STORED ROWS:
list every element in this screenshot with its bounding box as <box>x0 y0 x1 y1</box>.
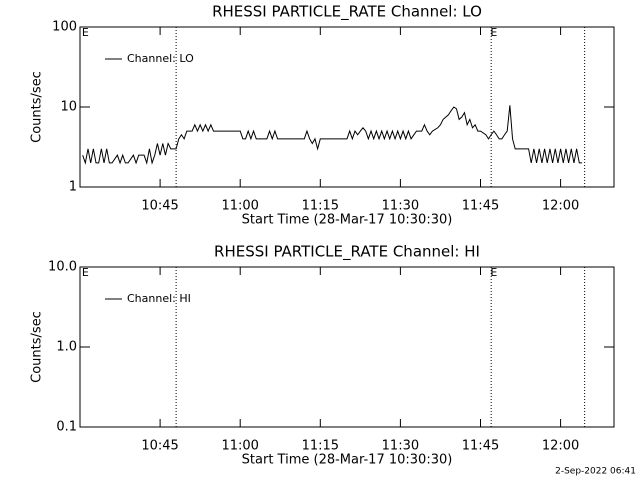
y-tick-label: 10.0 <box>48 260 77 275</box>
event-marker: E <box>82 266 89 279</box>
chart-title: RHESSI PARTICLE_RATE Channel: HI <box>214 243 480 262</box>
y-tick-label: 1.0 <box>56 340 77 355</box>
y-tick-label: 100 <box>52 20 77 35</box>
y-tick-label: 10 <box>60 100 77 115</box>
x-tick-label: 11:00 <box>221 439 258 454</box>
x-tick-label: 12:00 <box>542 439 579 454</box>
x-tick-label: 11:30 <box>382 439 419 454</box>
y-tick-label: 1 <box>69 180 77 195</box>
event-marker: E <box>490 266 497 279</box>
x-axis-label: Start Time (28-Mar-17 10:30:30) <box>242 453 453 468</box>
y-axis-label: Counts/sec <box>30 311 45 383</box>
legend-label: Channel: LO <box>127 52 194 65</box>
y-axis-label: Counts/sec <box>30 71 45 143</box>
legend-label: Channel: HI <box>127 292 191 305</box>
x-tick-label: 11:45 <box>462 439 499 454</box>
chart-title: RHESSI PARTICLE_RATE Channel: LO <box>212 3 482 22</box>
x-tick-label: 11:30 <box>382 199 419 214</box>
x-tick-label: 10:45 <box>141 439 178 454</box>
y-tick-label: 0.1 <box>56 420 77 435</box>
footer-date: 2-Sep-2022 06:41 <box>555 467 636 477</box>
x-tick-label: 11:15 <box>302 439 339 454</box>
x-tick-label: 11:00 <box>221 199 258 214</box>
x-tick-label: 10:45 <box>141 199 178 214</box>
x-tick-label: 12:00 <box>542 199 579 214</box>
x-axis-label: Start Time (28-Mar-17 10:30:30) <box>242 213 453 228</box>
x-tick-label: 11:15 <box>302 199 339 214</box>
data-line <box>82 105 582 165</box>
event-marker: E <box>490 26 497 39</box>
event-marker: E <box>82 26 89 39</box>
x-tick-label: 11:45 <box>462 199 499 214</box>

TASK DETAILS:
Give the data lines starting at the line that contains "y-tick-label: 10.0 <box>48 260 77 275</box>" and ending at the line that contains "event-marker: E <box>82 26 89 39</box>", both included, as a Markdown table with columns Row and Line, leaving out any blank lines.

TASK ANSWER:
| Row | Line |
|---|---|
| 1 | y-tick-label: 10.0 <box>48 260 77 275</box> |
| 2 | event-marker: E <box>82 266 89 279</box> |
| 3 | chart-title: RHESSI PARTICLE_RATE Channel: HI <box>214 243 480 262</box> |
| 4 | y-tick-label: 1.0 <box>56 340 77 355</box> |
| 5 | y-tick-label: 100 <box>52 20 77 35</box> |
| 6 | y-tick-label: 10 <box>60 100 77 115</box> |
| 7 | x-tick-label: 11:00 <box>221 439 258 454</box> |
| 8 | x-tick-label: 12:00 <box>542 439 579 454</box> |
| 9 | x-tick-label: 11:30 <box>382 439 419 454</box> |
| 10 | y-tick-label: 1 <box>69 180 77 195</box> |
| 11 | event-marker: E <box>490 266 497 279</box> |
| 12 | x-axis-label: Start Time (28-Mar-17 10:30:30) <box>242 453 453 468</box> |
| 13 | y-axis-label: Counts/sec <box>30 311 45 383</box> |
| 14 | legend-label: Channel: LO <box>127 52 194 65</box> |
| 15 | y-axis-label: Counts/sec <box>30 71 45 143</box> |
| 16 | legend-label: Channel: HI <box>127 292 191 305</box> |
| 17 | x-tick-label: 11:45 <box>462 439 499 454</box> |
| 18 | chart-title: RHESSI PARTICLE_RATE Channel: LO <box>212 3 482 22</box> |
| 19 | x-tick-label: 11:30 <box>382 199 419 214</box> |
| 20 | x-tick-label: 10:45 <box>141 439 178 454</box> |
| 21 | y-tick-label: 0.1 <box>56 420 77 435</box> |
| 22 | footer-date: 2-Sep-2022 06:41 <box>555 467 636 477</box> |
| 23 | x-tick-label: 11:15 <box>302 439 339 454</box> |
| 24 | x-tick-label: 11:00 <box>221 199 258 214</box> |
| 25 | x-tick-label: 10:45 <box>141 199 178 214</box> |
| 26 | x-tick-label: 12:00 <box>542 199 579 214</box> |
| 27 | x-axis-label: Start Time (28-Mar-17 10:30:30) <box>242 213 453 228</box> |
| 28 | x-tick-label: 11:15 <box>302 199 339 214</box> |
| 29 | data-line <box>82 105 582 165</box> |
| 30 | event-marker: E <box>490 26 497 39</box> |
| 31 | event-marker: E <box>82 26 89 39</box> |